— begin —

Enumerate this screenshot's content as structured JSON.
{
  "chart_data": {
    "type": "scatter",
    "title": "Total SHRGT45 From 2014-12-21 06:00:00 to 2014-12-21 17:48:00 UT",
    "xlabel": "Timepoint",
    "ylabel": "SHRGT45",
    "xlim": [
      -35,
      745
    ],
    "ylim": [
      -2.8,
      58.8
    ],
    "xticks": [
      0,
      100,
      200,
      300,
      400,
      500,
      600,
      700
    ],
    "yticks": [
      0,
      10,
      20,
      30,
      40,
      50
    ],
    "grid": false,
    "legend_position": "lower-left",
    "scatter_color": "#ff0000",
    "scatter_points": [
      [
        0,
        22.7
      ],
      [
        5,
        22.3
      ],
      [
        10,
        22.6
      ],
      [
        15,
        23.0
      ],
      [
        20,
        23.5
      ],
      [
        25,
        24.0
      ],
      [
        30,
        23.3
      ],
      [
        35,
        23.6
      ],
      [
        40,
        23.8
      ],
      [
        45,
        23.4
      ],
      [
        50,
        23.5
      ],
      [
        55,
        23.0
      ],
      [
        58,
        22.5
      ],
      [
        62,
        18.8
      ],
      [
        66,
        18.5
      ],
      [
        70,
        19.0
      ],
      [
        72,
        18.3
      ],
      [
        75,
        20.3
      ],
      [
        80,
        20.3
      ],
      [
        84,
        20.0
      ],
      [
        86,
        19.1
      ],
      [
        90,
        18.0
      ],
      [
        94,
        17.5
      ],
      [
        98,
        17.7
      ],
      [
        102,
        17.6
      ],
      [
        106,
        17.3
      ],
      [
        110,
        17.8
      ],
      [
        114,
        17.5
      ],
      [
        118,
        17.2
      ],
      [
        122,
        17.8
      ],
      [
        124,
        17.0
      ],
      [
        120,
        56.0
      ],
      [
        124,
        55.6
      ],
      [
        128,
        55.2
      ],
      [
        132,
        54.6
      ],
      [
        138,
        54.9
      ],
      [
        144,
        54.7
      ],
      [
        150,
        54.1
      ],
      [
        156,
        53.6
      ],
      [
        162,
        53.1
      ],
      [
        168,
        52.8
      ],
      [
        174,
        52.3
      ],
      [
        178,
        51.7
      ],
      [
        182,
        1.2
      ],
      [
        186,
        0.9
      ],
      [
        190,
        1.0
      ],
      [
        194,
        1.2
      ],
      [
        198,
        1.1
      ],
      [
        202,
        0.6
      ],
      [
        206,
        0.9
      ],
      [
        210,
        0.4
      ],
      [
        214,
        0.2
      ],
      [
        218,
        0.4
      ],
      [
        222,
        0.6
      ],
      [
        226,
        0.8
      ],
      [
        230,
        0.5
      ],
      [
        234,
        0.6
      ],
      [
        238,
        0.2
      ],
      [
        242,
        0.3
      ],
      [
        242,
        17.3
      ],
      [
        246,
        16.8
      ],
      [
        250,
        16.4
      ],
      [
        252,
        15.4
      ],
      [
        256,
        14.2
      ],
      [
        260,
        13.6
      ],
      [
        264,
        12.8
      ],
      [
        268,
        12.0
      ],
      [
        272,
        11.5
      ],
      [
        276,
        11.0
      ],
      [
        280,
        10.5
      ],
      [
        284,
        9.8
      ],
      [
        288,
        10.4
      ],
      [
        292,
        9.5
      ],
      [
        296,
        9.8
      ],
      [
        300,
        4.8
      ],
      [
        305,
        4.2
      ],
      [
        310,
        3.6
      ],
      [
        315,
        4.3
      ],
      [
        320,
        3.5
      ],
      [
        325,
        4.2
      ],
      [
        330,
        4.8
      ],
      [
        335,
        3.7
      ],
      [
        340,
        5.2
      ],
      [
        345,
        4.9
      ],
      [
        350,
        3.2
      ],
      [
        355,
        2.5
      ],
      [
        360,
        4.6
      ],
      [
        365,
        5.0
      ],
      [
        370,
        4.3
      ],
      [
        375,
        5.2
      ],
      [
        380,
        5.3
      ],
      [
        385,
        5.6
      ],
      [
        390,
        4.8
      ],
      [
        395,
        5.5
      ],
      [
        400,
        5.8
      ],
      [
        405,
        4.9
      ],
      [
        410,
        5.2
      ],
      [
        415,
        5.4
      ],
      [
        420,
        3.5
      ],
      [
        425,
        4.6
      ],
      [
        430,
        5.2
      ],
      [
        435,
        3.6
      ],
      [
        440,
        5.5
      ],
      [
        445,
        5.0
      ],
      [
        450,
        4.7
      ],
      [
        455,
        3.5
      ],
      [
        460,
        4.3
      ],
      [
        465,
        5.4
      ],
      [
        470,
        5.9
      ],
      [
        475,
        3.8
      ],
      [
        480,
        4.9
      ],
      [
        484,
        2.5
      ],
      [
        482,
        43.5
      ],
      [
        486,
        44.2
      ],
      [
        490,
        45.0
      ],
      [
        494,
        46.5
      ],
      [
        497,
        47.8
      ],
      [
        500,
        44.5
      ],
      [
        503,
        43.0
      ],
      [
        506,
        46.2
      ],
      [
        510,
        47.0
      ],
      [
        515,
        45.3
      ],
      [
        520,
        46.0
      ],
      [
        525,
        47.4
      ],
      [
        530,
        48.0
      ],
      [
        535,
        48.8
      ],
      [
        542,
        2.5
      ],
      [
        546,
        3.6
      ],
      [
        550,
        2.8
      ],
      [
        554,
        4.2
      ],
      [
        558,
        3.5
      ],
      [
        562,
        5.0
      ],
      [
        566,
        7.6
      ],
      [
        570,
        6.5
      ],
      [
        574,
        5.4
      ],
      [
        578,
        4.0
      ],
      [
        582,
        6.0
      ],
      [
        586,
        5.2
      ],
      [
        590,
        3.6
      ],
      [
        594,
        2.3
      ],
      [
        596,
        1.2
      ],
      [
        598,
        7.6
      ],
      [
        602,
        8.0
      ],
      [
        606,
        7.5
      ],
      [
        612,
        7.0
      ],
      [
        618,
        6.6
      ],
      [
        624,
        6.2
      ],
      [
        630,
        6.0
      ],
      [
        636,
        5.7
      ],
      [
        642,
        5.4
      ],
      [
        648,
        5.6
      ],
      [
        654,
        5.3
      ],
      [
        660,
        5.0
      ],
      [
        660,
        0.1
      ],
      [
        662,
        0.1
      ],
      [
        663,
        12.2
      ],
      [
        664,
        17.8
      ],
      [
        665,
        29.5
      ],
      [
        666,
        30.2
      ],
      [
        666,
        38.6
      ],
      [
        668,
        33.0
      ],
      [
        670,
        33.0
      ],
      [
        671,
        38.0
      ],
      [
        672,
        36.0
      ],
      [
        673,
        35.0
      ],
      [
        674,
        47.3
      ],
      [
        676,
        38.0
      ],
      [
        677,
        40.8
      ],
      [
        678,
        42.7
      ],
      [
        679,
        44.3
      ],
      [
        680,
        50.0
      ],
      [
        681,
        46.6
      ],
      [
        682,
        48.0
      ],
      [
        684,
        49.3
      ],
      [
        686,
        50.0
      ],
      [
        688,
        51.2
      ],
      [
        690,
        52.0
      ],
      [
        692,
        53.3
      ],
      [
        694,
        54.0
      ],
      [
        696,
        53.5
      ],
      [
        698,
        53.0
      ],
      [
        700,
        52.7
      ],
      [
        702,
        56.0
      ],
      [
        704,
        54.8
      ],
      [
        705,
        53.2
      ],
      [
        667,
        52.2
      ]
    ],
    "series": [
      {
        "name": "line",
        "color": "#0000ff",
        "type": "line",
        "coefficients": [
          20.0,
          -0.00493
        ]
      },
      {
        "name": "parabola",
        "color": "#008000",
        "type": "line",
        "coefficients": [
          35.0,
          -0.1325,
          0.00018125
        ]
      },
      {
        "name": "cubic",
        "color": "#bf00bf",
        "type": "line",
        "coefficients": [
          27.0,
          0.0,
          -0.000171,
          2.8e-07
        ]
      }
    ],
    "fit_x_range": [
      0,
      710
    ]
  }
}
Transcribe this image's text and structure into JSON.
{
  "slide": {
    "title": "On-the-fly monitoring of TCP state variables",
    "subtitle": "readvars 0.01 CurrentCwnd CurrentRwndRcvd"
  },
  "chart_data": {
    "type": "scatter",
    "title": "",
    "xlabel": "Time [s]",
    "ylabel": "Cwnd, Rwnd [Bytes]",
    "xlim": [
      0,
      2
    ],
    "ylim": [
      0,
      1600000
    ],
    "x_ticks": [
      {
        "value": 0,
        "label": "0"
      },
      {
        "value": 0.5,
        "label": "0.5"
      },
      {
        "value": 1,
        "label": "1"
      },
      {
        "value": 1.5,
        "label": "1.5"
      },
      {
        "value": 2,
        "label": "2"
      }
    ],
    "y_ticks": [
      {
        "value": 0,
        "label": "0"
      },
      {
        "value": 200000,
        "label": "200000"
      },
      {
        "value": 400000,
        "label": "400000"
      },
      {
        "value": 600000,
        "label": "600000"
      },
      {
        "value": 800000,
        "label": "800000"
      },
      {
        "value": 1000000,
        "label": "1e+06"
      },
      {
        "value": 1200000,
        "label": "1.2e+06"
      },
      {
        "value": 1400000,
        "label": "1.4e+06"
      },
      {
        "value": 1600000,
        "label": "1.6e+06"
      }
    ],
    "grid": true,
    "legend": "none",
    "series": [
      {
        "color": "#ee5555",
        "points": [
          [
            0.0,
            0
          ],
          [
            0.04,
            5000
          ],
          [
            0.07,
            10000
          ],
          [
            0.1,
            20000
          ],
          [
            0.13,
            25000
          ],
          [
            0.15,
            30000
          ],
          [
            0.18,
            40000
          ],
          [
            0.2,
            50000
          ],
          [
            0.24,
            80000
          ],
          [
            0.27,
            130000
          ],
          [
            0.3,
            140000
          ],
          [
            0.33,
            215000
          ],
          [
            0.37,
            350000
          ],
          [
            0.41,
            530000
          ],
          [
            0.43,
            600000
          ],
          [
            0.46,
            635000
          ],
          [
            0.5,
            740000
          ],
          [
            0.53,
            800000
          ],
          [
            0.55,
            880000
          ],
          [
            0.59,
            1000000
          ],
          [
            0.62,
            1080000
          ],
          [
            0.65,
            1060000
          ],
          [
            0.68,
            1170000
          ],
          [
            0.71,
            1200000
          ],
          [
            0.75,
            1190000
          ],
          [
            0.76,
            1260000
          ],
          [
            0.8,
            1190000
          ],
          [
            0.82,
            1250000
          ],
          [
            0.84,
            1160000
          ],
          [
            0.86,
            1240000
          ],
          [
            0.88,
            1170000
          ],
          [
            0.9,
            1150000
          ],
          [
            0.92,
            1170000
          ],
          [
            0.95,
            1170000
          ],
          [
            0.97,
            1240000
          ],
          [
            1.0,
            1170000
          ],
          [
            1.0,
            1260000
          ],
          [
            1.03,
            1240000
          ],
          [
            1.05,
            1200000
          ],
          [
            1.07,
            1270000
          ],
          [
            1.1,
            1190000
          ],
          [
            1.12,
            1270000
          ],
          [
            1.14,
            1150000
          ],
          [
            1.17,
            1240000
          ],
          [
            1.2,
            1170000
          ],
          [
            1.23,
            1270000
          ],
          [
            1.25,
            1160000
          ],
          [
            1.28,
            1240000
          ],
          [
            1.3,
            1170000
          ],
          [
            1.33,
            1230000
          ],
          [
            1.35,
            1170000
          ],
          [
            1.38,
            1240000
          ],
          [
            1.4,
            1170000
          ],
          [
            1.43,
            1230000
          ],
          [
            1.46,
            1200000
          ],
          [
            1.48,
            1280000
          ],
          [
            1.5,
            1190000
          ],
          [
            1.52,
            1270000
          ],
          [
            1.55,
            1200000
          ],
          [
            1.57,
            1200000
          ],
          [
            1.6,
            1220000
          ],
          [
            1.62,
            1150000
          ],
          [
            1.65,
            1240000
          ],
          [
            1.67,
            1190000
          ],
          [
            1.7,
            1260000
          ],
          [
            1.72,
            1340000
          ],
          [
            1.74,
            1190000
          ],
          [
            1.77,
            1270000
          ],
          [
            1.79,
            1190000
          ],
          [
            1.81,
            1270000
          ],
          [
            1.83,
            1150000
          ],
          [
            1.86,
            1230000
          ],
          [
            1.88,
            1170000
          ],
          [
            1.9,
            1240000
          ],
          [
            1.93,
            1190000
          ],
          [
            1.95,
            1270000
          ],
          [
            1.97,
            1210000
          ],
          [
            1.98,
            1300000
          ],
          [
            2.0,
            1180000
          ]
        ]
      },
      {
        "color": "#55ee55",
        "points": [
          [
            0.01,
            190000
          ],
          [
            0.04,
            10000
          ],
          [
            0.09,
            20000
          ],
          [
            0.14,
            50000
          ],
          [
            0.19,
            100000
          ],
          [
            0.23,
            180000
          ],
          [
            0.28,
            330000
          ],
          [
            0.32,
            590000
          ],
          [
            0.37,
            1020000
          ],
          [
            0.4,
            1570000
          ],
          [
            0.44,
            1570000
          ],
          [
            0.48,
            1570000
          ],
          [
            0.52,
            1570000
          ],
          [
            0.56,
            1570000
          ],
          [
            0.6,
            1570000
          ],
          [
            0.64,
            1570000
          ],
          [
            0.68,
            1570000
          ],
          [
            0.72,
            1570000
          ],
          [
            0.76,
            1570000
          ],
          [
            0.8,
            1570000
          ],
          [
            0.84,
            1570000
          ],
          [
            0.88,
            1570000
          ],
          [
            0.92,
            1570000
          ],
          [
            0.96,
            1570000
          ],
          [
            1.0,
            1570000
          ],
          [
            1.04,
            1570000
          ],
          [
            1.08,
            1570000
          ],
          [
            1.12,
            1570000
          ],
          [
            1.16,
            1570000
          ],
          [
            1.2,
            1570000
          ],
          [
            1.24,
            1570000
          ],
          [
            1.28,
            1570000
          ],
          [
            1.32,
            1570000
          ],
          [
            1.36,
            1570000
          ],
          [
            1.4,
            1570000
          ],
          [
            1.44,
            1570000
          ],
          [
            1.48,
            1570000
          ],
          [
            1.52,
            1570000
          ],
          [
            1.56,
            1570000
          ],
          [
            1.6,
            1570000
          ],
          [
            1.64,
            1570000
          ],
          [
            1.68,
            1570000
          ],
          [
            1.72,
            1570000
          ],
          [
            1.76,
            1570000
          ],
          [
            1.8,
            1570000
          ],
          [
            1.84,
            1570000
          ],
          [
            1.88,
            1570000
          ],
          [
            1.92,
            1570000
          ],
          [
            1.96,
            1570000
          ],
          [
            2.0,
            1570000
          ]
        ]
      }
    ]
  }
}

— end —

Exercise instructions: Give the number of lines in the listing above that hold the string "ylabel", with nothing else.

Solution to the exercise: 2